• WORK INSTRUCTIONS:
Find the lines in these entries that include the word "name" and state how many there are, with no other words.

>>>>>

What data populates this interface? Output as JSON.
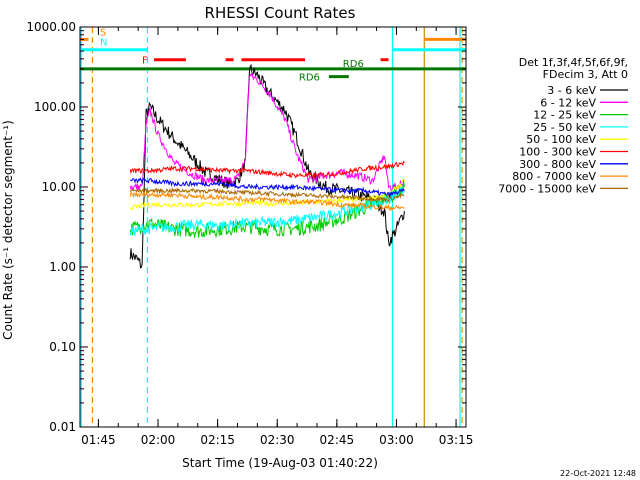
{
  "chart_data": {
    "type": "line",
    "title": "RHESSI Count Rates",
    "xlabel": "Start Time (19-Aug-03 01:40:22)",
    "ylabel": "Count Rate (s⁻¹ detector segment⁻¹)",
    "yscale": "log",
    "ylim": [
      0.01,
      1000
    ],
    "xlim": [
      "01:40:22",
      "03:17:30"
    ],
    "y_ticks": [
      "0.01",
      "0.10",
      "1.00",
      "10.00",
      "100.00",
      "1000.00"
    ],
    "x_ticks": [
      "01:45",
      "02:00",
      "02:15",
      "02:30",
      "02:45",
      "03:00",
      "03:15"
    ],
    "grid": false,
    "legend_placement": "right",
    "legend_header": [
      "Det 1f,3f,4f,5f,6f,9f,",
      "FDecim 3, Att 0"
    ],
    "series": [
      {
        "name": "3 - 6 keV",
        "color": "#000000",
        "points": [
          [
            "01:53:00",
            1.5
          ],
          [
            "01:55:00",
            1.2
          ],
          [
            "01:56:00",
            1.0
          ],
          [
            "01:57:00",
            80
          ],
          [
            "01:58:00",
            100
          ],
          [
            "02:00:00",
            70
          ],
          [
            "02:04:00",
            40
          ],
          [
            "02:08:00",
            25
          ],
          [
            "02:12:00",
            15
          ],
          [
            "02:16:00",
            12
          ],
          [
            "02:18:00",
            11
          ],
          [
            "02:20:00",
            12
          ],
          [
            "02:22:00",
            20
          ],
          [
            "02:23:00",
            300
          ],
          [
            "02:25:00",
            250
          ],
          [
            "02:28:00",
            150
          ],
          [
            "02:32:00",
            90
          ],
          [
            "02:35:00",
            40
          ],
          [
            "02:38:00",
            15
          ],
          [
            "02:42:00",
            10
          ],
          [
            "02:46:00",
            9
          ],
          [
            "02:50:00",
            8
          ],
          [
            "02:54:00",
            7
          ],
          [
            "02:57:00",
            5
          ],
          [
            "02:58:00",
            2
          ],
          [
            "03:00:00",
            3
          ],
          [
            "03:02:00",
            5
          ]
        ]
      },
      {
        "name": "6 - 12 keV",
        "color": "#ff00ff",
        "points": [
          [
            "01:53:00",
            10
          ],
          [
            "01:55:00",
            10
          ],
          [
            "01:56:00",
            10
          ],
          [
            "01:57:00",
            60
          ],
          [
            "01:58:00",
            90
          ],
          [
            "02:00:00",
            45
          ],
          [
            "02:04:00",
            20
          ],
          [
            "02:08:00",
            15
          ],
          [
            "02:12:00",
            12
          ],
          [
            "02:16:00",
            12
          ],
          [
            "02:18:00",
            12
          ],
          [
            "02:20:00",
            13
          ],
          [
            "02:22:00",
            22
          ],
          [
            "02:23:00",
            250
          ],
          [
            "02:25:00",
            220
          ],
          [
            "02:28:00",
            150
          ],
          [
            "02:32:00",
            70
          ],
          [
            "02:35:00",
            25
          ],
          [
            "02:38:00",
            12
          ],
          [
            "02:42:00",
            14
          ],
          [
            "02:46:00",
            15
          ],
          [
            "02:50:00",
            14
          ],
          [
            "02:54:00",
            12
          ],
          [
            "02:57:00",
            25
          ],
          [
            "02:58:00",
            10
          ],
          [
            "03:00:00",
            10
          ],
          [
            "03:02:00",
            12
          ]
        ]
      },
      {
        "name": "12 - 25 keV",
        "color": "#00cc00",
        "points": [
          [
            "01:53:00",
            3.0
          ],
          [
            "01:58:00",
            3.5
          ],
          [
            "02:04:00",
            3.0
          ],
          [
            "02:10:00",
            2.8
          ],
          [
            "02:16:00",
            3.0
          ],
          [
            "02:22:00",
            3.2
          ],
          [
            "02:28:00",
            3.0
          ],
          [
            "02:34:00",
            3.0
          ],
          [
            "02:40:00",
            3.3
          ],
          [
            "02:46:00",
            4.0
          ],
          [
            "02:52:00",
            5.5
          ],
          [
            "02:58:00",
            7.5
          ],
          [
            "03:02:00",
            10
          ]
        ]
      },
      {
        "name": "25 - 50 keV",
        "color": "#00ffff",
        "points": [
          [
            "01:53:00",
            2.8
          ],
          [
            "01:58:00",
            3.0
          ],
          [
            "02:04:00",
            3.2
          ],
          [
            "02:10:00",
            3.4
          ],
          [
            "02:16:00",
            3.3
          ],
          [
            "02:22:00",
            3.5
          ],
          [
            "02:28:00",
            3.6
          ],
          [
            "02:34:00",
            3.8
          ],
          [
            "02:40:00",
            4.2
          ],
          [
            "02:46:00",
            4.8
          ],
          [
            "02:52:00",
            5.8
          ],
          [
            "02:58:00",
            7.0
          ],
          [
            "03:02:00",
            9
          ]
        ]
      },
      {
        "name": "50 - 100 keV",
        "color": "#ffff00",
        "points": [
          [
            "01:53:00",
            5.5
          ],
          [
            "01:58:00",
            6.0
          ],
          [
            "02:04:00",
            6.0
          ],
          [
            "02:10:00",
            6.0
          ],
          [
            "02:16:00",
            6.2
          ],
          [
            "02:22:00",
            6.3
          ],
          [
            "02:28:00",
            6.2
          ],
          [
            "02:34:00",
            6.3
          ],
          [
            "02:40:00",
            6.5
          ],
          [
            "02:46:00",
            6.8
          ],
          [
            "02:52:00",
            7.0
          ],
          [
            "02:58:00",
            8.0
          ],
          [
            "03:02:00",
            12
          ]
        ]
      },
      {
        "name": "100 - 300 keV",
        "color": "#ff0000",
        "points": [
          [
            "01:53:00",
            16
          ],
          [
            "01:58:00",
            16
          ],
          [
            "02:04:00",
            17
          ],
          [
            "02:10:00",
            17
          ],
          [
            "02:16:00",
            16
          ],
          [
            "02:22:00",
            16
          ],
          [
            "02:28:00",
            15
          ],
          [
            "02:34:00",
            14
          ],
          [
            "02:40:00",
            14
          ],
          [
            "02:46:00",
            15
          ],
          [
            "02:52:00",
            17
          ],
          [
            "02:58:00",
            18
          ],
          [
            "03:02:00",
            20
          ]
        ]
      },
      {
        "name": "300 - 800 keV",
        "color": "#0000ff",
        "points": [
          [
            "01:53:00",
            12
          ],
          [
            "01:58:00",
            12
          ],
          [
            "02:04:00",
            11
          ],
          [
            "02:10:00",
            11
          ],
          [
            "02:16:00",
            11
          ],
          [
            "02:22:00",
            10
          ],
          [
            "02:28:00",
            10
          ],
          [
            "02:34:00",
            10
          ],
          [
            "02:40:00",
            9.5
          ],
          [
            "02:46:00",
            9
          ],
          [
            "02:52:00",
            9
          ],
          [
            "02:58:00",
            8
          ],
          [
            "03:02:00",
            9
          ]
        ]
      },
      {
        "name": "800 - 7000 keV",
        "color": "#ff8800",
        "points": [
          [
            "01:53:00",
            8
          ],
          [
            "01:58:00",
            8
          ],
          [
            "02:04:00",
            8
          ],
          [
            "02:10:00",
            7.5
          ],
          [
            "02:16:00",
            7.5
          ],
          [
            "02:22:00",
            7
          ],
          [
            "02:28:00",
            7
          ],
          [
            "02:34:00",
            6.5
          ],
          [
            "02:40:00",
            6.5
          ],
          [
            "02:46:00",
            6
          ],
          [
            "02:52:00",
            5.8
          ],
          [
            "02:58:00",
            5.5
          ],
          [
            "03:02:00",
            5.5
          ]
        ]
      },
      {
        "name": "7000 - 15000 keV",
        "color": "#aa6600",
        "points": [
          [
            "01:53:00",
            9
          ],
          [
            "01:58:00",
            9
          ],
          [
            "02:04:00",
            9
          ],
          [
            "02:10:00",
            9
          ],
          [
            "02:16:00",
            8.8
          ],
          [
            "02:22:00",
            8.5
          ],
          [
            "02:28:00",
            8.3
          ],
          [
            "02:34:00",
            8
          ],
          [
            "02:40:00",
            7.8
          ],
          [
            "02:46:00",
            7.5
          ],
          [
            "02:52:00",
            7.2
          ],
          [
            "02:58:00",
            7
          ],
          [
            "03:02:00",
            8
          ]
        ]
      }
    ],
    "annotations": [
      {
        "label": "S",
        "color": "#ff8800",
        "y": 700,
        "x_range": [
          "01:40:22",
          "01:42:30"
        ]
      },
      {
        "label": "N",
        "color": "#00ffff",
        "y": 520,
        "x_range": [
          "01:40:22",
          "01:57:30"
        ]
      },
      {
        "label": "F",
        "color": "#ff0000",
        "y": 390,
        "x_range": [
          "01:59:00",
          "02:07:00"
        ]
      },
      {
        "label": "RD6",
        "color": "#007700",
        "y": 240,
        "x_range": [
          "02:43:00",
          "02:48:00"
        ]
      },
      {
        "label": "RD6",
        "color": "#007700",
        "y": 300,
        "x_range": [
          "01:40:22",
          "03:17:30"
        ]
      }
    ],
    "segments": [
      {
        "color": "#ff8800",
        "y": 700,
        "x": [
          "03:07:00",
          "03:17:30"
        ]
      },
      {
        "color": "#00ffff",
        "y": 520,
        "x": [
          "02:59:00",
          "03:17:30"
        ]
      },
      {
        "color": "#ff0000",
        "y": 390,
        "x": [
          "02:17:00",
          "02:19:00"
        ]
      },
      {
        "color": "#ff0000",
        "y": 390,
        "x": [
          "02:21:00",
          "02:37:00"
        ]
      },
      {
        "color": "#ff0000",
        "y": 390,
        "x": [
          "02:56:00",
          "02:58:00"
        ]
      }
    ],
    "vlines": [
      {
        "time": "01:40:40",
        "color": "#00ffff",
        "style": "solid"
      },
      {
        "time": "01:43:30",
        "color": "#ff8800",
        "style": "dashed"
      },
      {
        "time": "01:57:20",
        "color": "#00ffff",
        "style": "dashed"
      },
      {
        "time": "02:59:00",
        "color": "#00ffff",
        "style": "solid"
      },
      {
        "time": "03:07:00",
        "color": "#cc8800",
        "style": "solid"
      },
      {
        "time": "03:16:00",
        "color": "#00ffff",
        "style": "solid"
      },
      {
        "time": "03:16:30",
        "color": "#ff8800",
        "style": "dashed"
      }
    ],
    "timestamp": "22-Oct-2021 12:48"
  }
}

<<<<<

• FINAL ANSWER:
9